----- INPUT FOR THIS TASK -----

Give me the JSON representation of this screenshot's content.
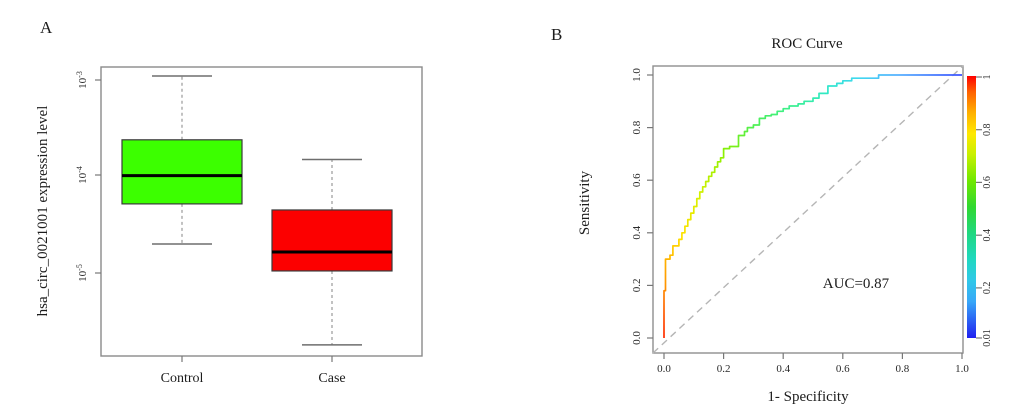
{
  "figure": {
    "panelA": {
      "label": "A",
      "y_axis_label": "hsa_circ_0021001 expression level",
      "y_ticks": [
        {
          "base": "10",
          "exp": "-3"
        },
        {
          "base": "10",
          "exp": "-4"
        },
        {
          "base": "10",
          "exp": "-5"
        }
      ],
      "x_categories": [
        "Control",
        "Case"
      ]
    },
    "panelB": {
      "label": "B",
      "title": "ROC Curve",
      "x_axis_label": "1- Specificity",
      "y_axis_label": "Sensitivity",
      "x_ticks": [
        "0.0",
        "0.2",
        "0.4",
        "0.6",
        "0.8",
        "1.0"
      ],
      "y_ticks": [
        "0.0",
        "0.2",
        "0.4",
        "0.6",
        "0.8",
        "1.0"
      ],
      "annotation": "AUC=0.87",
      "colorbar_ticks": [
        "1",
        "0.8",
        "0.6",
        "0.4",
        "0.2",
        "0.01"
      ]
    }
  },
  "chart_data": [
    {
      "type": "boxplot",
      "ylabel": "hsa_circ_0021001 expression level",
      "yscale": "log",
      "ylim": [
        1.5e-06,
        0.0015
      ],
      "y_tick_values": [
        0.001,
        0.0001,
        1e-05
      ],
      "categories": [
        "Control",
        "Case"
      ],
      "series": [
        {
          "name": "Control",
          "color": "#3CFF00",
          "whisker_low": 2e-05,
          "q1": 5.2e-05,
          "median": 0.000102,
          "q3": 0.00024,
          "whisker_high": 0.0011
        },
        {
          "name": "Case",
          "color": "#FC0000",
          "whisker_low": 1.8e-06,
          "q1": 1.05e-05,
          "median": 1.65e-05,
          "q3": 4.5e-05,
          "whisker_high": 0.00015
        }
      ]
    },
    {
      "type": "line",
      "title": "ROC Curve",
      "xlabel": "1- Specificity",
      "ylabel": "Sensitivity",
      "xlim": [
        0,
        1
      ],
      "ylim": [
        0,
        1
      ],
      "annotation": "AUC=0.87",
      "auc": 0.87,
      "diagonal_reference": true,
      "colorbar": {
        "max": 1,
        "min": 0.01,
        "ticks": [
          1,
          0.8,
          0.6,
          0.4,
          0.2,
          0.01
        ]
      },
      "roc_points": [
        [
          0,
          0
        ],
        [
          0,
          0.18
        ],
        [
          0.005,
          0.18
        ],
        [
          0.005,
          0.3
        ],
        [
          0.02,
          0.3
        ],
        [
          0.02,
          0.315
        ],
        [
          0.03,
          0.315
        ],
        [
          0.03,
          0.35
        ],
        [
          0.05,
          0.35
        ],
        [
          0.05,
          0.375
        ],
        [
          0.06,
          0.375
        ],
        [
          0.06,
          0.4
        ],
        [
          0.07,
          0.4
        ],
        [
          0.07,
          0.425
        ],
        [
          0.08,
          0.425
        ],
        [
          0.08,
          0.45
        ],
        [
          0.09,
          0.45
        ],
        [
          0.09,
          0.475
        ],
        [
          0.1,
          0.475
        ],
        [
          0.1,
          0.5
        ],
        [
          0.11,
          0.5
        ],
        [
          0.11,
          0.53
        ],
        [
          0.12,
          0.53
        ],
        [
          0.12,
          0.555
        ],
        [
          0.13,
          0.555
        ],
        [
          0.13,
          0.575
        ],
        [
          0.14,
          0.575
        ],
        [
          0.14,
          0.595
        ],
        [
          0.15,
          0.595
        ],
        [
          0.15,
          0.615
        ],
        [
          0.16,
          0.615
        ],
        [
          0.16,
          0.63
        ],
        [
          0.17,
          0.63
        ],
        [
          0.17,
          0.65
        ],
        [
          0.18,
          0.65
        ],
        [
          0.18,
          0.67
        ],
        [
          0.19,
          0.67
        ],
        [
          0.19,
          0.685
        ],
        [
          0.2,
          0.685
        ],
        [
          0.2,
          0.72
        ],
        [
          0.22,
          0.72
        ],
        [
          0.22,
          0.728
        ],
        [
          0.25,
          0.728
        ],
        [
          0.25,
          0.77
        ],
        [
          0.27,
          0.77
        ],
        [
          0.27,
          0.785
        ],
        [
          0.28,
          0.785
        ],
        [
          0.28,
          0.8
        ],
        [
          0.3,
          0.8
        ],
        [
          0.3,
          0.81
        ],
        [
          0.32,
          0.81
        ],
        [
          0.32,
          0.835
        ],
        [
          0.34,
          0.835
        ],
        [
          0.34,
          0.845
        ],
        [
          0.36,
          0.845
        ],
        [
          0.36,
          0.85
        ],
        [
          0.38,
          0.85
        ],
        [
          0.38,
          0.862
        ],
        [
          0.4,
          0.862
        ],
        [
          0.4,
          0.872
        ],
        [
          0.42,
          0.872
        ],
        [
          0.42,
          0.882
        ],
        [
          0.45,
          0.882
        ],
        [
          0.45,
          0.89
        ],
        [
          0.47,
          0.89
        ],
        [
          0.47,
          0.9
        ],
        [
          0.5,
          0.9
        ],
        [
          0.5,
          0.912
        ],
        [
          0.52,
          0.912
        ],
        [
          0.52,
          0.93
        ],
        [
          0.55,
          0.93
        ],
        [
          0.55,
          0.958
        ],
        [
          0.58,
          0.958
        ],
        [
          0.58,
          0.968
        ],
        [
          0.6,
          0.968
        ],
        [
          0.6,
          0.978
        ],
        [
          0.63,
          0.978
        ],
        [
          0.63,
          0.988
        ],
        [
          0.72,
          0.988
        ],
        [
          0.72,
          1
        ],
        [
          1,
          1
        ]
      ]
    }
  ]
}
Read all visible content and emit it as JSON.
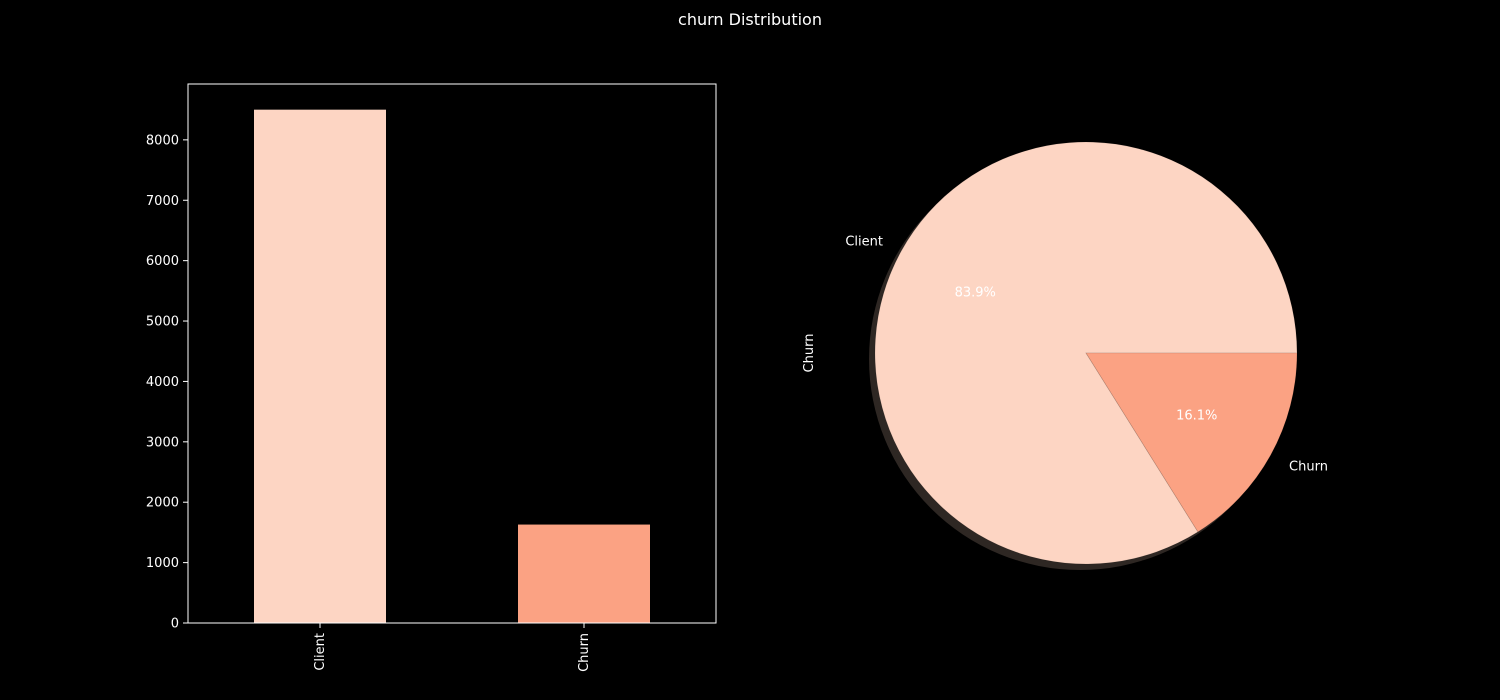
{
  "figure": {
    "title": "churn Distribution",
    "background": "#000000",
    "text_color": "#ffffff"
  },
  "chart_data": [
    {
      "type": "bar",
      "categories": [
        "Client",
        "Churn"
      ],
      "values": [
        8500,
        1630
      ],
      "colors": [
        "#fdd5c3",
        "#fba283"
      ],
      "xlabel": "",
      "ylabel": "",
      "ylim": [
        0,
        8925
      ],
      "yticks": [
        0,
        1000,
        2000,
        3000,
        4000,
        5000,
        6000,
        7000,
        8000
      ],
      "xtick_rotation": "vertical",
      "grid": false
    },
    {
      "type": "pie",
      "labels": [
        "Client",
        "Churn"
      ],
      "values": [
        83.9,
        16.1
      ],
      "percent_labels": [
        "83.9%",
        "16.1%"
      ],
      "colors": [
        "#fdd5c3",
        "#fba283"
      ],
      "shadow": true,
      "ylabel": "Churn"
    }
  ]
}
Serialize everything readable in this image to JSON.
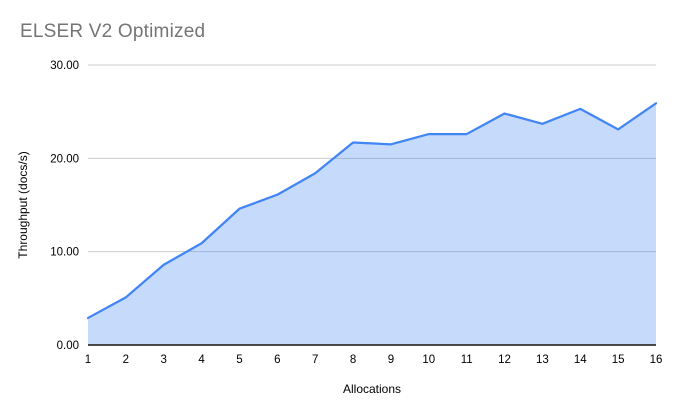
{
  "header": {
    "title": "ELSER V2 Optimized",
    "title_color": "#757575"
  },
  "chart_data": {
    "type": "area",
    "title": "ELSER V2 Optimized",
    "xlabel": "Allocations",
    "ylabel": "Throughput (docs/s)",
    "x": [
      1,
      2,
      3,
      4,
      5,
      6,
      7,
      8,
      9,
      10,
      11,
      12,
      13,
      14,
      15,
      16
    ],
    "series": [
      {
        "name": "Throughput",
        "values": [
          2.9,
          5.1,
          8.6,
          10.9,
          14.6,
          16.1,
          18.4,
          21.7,
          21.5,
          22.6,
          22.6,
          24.8,
          23.7,
          25.3,
          23.1,
          25.9
        ]
      }
    ],
    "ylim": [
      0,
      30
    ],
    "yticks": [
      {
        "value": 0,
        "label": "0.00"
      },
      {
        "value": 10,
        "label": "10.00"
      },
      {
        "value": 20,
        "label": "20.00"
      },
      {
        "value": 30,
        "label": "30.00"
      }
    ],
    "xticks": [
      "1",
      "2",
      "3",
      "4",
      "5",
      "6",
      "7",
      "8",
      "9",
      "10",
      "11",
      "12",
      "13",
      "14",
      "15",
      "16"
    ],
    "grid": true,
    "legend": "none",
    "line_color": "#4285f4",
    "fill_color": "rgba(66,133,244,0.3)",
    "gridline_color": "#cccccc",
    "axis_line_color": "#333333",
    "tick_label_color": "#000000",
    "axis_title_color": "#000000"
  }
}
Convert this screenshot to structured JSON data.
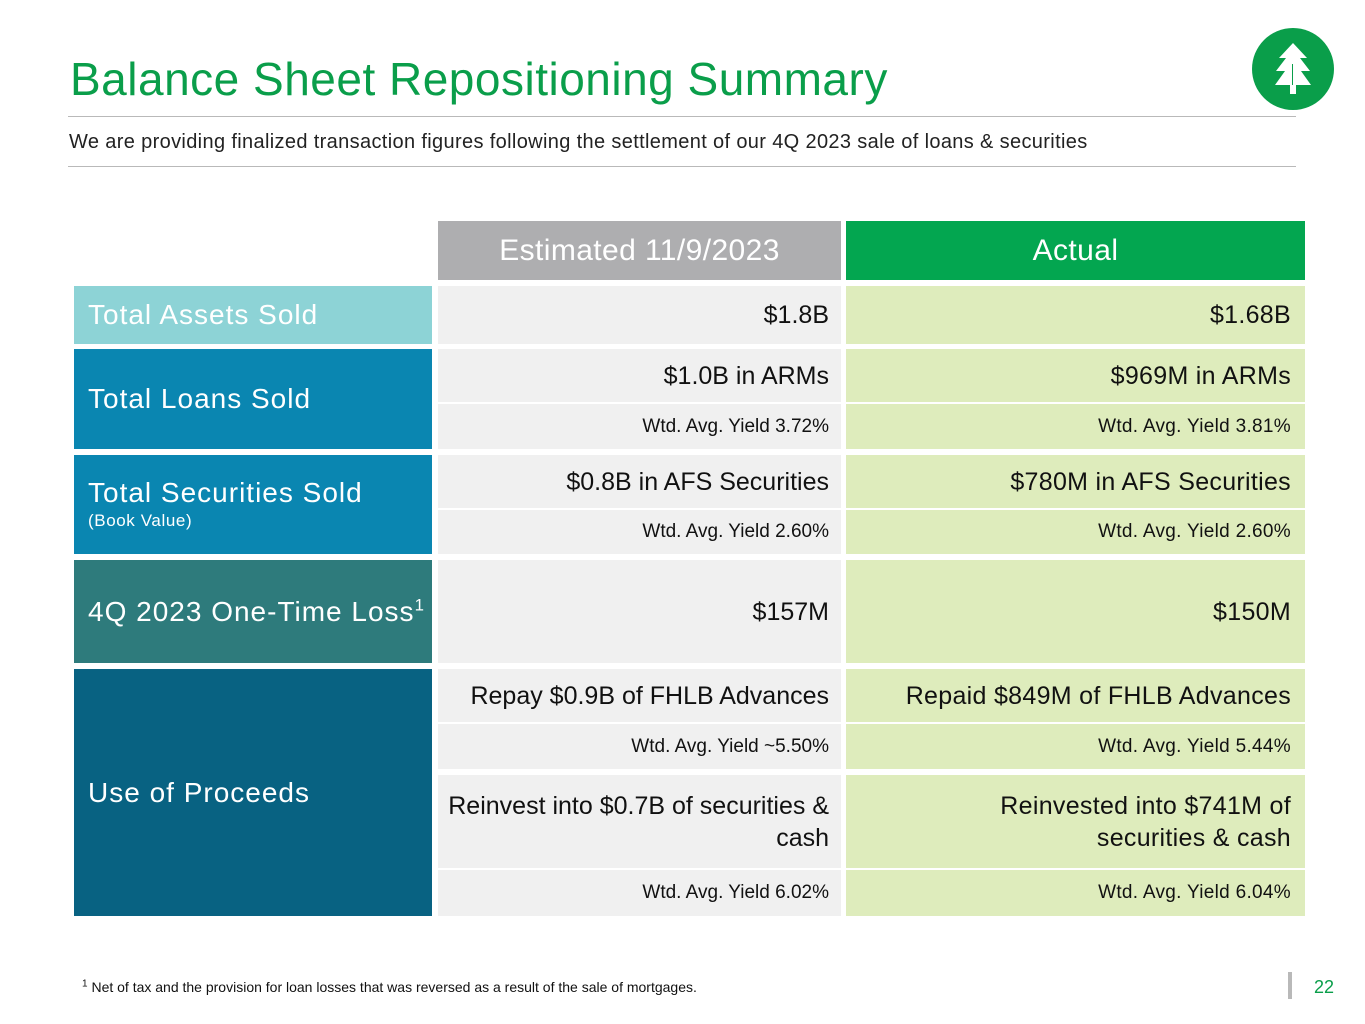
{
  "title": "Balance Sheet Repositioning Summary",
  "subtitle": "We are providing finalized transaction figures following the settlement of our 4Q 2023 sale of loans & securities",
  "columns": {
    "estimated": "Estimated 11/9/2023",
    "actual": "Actual"
  },
  "rows": {
    "assets": {
      "label": "Total Assets Sold",
      "estimated": "$1.8B",
      "actual": "$1.68B"
    },
    "loans": {
      "label": "Total Loans Sold",
      "estimated": "$1.0B in ARMs",
      "actual": "$969M in ARMs",
      "estimated_yield": "Wtd. Avg. Yield 3.72%",
      "actual_yield": "Wtd. Avg. Yield 3.81%"
    },
    "securities": {
      "label": "Total Securities Sold",
      "sublabel": "(Book Value)",
      "estimated": "$0.8B in AFS Securities",
      "actual": "$780M in AFS Securities",
      "estimated_yield": "Wtd. Avg. Yield 2.60%",
      "actual_yield": "Wtd. Avg. Yield 2.60%"
    },
    "loss": {
      "label": "4Q 2023 One-Time Loss",
      "footnote_mark": "1",
      "estimated": "$157M",
      "actual": "$150M"
    },
    "proceeds": {
      "label": "Use of Proceeds",
      "estimated_repay": "Repay $0.9B of FHLB Advances",
      "actual_repay": "Repaid $849M of FHLB Advances",
      "estimated_repay_yield": "Wtd. Avg. Yield ~5.50%",
      "actual_repay_yield": "Wtd. Avg. Yield 5.44%",
      "estimated_reinvest": "Reinvest into $0.7B of securities & cash",
      "actual_reinvest": "Reinvested into $741M of securities & cash",
      "estimated_reinvest_yield": "Wtd. Avg. Yield 6.02%",
      "actual_reinvest_yield": "Wtd. Avg. Yield 6.04%"
    }
  },
  "footnote": {
    "mark": "1",
    "text": "Net of tax and the provision for loan losses that was reversed as a result of the sale of mortgages."
  },
  "page_number": "22",
  "logo_icon": "tree-icon",
  "colors": {
    "brand_green": "#0a9e4a",
    "header_gray": "#aeaeb0",
    "header_green": "#03a650",
    "assets": "#8dd3d6",
    "loans": "#0a86b1",
    "loss": "#2e7b7c",
    "proceeds": "#086282",
    "estimated_bg": "#f0f0f0",
    "actual_bg": "#deecbc"
  }
}
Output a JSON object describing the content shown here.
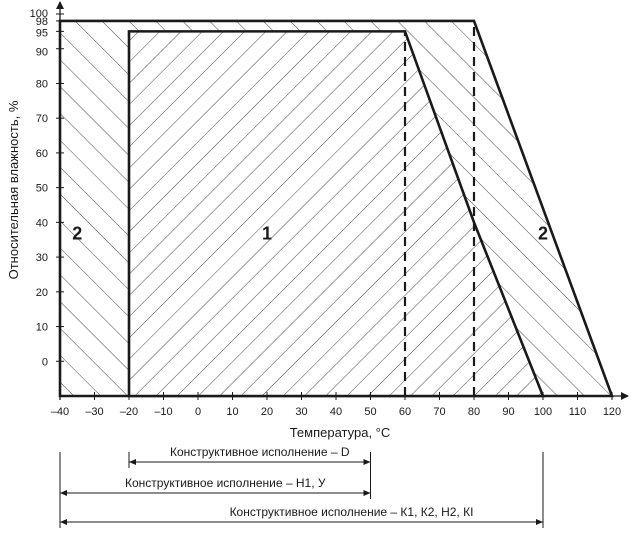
{
  "chart_data": {
    "type": "area",
    "title": "",
    "xlabel": "Температура, °С",
    "ylabel": "Относительная влажность, %",
    "xlim": [
      -40,
      120
    ],
    "ylim": [
      -10,
      100
    ],
    "x_ticks": [
      -40,
      -30,
      -20,
      -10,
      0,
      10,
      20,
      30,
      40,
      50,
      60,
      70,
      80,
      90,
      100,
      110,
      120
    ],
    "x_tick_labels": [
      "–40",
      "–30",
      "–20",
      "–10",
      "0",
      "10",
      "20",
      "30",
      "40",
      "50",
      "60",
      "70",
      "80",
      "90",
      "100",
      "110",
      "120"
    ],
    "y_ticks": [
      0,
      10,
      20,
      30,
      40,
      50,
      60,
      70,
      80,
      90,
      95,
      98,
      100
    ],
    "y_tick_labels": [
      "0",
      "10",
      "20",
      "30",
      "40",
      "50",
      "60",
      "70",
      "80",
      "90",
      "95",
      "98",
      "100"
    ],
    "grid": false,
    "regions": [
      {
        "label": "1",
        "boundary": [
          [
            -20,
            -10
          ],
          [
            -20,
            95
          ],
          [
            60,
            95
          ],
          [
            80,
            40
          ],
          [
            100,
            -10
          ]
        ],
        "hatch": "forward"
      },
      {
        "label": "2",
        "boundary": [
          [
            -40,
            -10
          ],
          [
            -40,
            98
          ],
          [
            80,
            98
          ],
          [
            120,
            -10
          ]
        ],
        "hatch": "backward"
      }
    ],
    "region_labels": [
      {
        "text": "1",
        "x": 20,
        "y": 35
      },
      {
        "text": "2",
        "x": -35,
        "y": 35
      },
      {
        "text": "2",
        "x": 100,
        "y": 35
      }
    ],
    "dashed_lines": [
      {
        "x": 60,
        "from": -10,
        "to": 95
      },
      {
        "x": 80,
        "from": -10,
        "to": 98
      }
    ],
    "ranges": [
      {
        "label": "Конструктивное исполнение – D",
        "from": -20,
        "to": 50
      },
      {
        "label": "Конструктивное исполнение – Н1, У",
        "from": -40,
        "to": 50
      },
      {
        "label": "Конструктивное исполнение – К1, К2, Н2, КI",
        "from": -40,
        "to": 100
      }
    ]
  }
}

-----

__DO THIS__.
Filter the data for the string "sale" and copy every line that has it.

__RESPONSE TO THE TASK__.
  "subtitle": "We are providing finalized transaction figures following the settlement of our 4Q 2023 sale of loans & securities",
    "text": "Net of tax and the provision for loan losses that was reversed as a result of the sale of mortgages."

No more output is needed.